### STATED EXERCISE:
Show all lines from the listing below that contain "true".

>>>>>

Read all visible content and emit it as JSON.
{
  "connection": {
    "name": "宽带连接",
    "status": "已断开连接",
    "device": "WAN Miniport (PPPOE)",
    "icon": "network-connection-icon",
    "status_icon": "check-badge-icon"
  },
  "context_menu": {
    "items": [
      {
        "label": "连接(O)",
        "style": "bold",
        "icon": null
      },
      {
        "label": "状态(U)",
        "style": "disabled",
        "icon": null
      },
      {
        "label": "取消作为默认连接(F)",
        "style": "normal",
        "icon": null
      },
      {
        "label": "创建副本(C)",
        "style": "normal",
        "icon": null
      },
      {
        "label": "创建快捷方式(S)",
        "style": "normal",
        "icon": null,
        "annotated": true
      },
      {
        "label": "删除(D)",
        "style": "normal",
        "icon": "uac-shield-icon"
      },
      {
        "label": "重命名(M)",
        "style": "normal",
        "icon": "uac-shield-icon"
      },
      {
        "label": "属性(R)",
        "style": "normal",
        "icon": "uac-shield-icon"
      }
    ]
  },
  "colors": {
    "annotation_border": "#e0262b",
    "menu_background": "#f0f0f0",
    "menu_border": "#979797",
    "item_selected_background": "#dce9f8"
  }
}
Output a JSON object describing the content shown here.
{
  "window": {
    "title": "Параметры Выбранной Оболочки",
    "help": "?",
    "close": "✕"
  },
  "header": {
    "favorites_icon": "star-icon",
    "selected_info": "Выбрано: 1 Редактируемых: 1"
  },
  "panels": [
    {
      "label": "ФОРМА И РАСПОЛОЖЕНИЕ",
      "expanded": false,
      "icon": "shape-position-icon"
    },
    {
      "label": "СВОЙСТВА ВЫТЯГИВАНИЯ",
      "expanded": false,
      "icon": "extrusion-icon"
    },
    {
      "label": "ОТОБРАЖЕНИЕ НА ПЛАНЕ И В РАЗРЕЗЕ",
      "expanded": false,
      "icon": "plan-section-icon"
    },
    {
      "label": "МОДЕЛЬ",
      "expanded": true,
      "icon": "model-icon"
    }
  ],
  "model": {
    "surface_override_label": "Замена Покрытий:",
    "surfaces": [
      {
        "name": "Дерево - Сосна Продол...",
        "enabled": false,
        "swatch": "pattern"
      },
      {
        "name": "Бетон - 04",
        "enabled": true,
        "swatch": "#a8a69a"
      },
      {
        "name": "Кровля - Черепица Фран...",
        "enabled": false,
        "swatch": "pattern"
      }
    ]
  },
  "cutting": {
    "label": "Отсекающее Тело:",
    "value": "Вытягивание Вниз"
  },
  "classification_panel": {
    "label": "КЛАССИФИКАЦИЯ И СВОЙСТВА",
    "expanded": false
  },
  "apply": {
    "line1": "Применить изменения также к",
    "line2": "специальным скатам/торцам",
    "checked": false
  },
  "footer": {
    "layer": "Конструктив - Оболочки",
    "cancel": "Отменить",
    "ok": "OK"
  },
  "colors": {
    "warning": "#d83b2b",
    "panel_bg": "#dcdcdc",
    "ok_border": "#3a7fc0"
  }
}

<<<<<

### PROBLEM SOLUTION:
        "annotated": true
      "expanded": true,
        "enabled": true,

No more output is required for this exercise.